* _Extract_
Power system expansion planning under global and local emission mitigation policies
Introduction
Emission taxes can be an efficient way of reducing fossil fuel energy use, improving energy efficiency, and promoting the development of renewable energy [1]. However, it may also decrease economic growth and social welfare, create distortions on power system investments, have distributive effects, and lead to emission leakage [2], [3]. Thus, looking closely at the expansion-planning-level consequences of pollutant emission taxes is an essential task in determining the optimal long-term allocation of resources.
Determining the optimal expansion planning of the electric system is a complex problem because competitive electricity markets represent, perhaps, the most challenging supply chain. The commodity is subject to complex physical laws (e.g., Kirchhoff’s laws), is non-storable (at an affordable cost, although this is currently changing), demand is uncertain and highly correlated with the weather, and all demand must be satisfied instantaneously with a high level of reliability. In addition, service is provided over a network that is prone to congestion, flows over transmission lines cannot be directly controlled as in a transportation system, and the market is encumbered by numerous externalities. On top of that, the integration of intermittent renewable energy, the increase of storage devices, smart grid technologies, and electrification of the transportation and heat sectors rises many new challenges and opportunities. Ignoring these features of power systems may considerably distort long-term investment decisions in the power sector [4].

* _Tasks for this exercise_
1. In the introduction, which physical laws are named as an example of the laws electricity is subject to?
2. Quote the introduction from the words "Power system expansion" through the words "allocation of resources.".
The rows play no part in this work.

(Spatial annotation records)

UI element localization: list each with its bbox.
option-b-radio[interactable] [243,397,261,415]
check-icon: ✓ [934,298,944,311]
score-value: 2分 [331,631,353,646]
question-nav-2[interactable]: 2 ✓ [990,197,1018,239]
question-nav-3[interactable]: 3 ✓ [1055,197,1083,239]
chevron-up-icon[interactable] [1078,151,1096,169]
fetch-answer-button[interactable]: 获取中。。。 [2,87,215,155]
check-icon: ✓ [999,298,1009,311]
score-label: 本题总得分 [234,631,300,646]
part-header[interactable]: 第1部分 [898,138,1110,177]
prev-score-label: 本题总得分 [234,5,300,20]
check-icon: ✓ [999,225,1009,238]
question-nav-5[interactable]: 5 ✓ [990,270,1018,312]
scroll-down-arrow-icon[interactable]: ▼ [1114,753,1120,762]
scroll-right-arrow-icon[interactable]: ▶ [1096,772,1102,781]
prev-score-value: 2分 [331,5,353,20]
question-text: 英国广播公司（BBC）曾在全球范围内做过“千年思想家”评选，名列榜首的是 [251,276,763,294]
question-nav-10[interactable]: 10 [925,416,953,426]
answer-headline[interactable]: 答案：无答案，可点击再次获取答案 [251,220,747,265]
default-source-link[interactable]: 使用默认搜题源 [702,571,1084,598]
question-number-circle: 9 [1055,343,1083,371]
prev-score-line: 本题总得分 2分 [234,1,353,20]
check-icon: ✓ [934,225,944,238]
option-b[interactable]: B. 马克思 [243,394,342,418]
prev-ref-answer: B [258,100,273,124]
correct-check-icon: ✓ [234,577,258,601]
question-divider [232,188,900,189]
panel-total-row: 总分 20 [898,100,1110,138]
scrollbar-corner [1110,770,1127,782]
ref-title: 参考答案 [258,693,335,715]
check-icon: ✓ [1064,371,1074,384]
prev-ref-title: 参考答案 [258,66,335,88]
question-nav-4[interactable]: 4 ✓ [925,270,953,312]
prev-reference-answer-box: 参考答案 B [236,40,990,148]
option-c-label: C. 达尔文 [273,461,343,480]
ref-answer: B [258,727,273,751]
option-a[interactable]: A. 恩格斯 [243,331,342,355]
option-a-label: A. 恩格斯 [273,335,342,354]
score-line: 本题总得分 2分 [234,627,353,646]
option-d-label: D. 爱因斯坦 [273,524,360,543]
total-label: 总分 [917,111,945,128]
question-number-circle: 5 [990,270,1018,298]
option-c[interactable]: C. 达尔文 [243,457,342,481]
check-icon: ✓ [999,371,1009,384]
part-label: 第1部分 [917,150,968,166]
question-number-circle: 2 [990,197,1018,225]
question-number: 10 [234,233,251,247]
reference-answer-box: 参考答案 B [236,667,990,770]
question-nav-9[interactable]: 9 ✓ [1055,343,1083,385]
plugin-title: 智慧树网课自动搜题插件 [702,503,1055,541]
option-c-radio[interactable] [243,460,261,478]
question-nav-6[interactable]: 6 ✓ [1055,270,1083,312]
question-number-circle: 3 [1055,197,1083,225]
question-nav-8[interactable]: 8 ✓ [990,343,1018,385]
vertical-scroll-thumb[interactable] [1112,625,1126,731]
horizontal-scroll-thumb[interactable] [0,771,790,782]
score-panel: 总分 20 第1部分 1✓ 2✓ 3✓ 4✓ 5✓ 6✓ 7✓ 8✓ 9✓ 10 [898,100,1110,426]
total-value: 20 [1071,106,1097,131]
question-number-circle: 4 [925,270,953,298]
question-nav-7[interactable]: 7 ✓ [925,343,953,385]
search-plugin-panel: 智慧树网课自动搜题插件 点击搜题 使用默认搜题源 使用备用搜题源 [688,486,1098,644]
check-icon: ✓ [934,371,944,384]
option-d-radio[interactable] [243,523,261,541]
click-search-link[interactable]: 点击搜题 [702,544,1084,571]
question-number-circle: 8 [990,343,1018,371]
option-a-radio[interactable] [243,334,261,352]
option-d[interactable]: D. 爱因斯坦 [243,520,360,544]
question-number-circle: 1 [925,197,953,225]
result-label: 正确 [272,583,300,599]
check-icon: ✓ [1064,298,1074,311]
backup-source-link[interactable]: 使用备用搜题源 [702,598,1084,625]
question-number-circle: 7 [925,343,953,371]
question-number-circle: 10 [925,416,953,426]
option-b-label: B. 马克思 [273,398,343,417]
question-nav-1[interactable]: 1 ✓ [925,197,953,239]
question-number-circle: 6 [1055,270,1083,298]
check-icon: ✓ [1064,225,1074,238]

* _Worked solutions_
1. Kirchhoff's laws.

2.
Power system expansion planning under global and local emission mitigation policies
Introduction
Emission taxes can be an efficient way of reducing fossil fuel energy use, improving energy efficiency, and promoting the development of renewable energy [1]. However, it may also decrease economic growth and social welfare, create distortions on power system investments, have distributive effects, and lead to emission leakage [2], [3]. Thus, looking closely at the expansion-planning-level consequences of pollutant emission taxes is an essential task in determining the optimal long-term allocation of resources.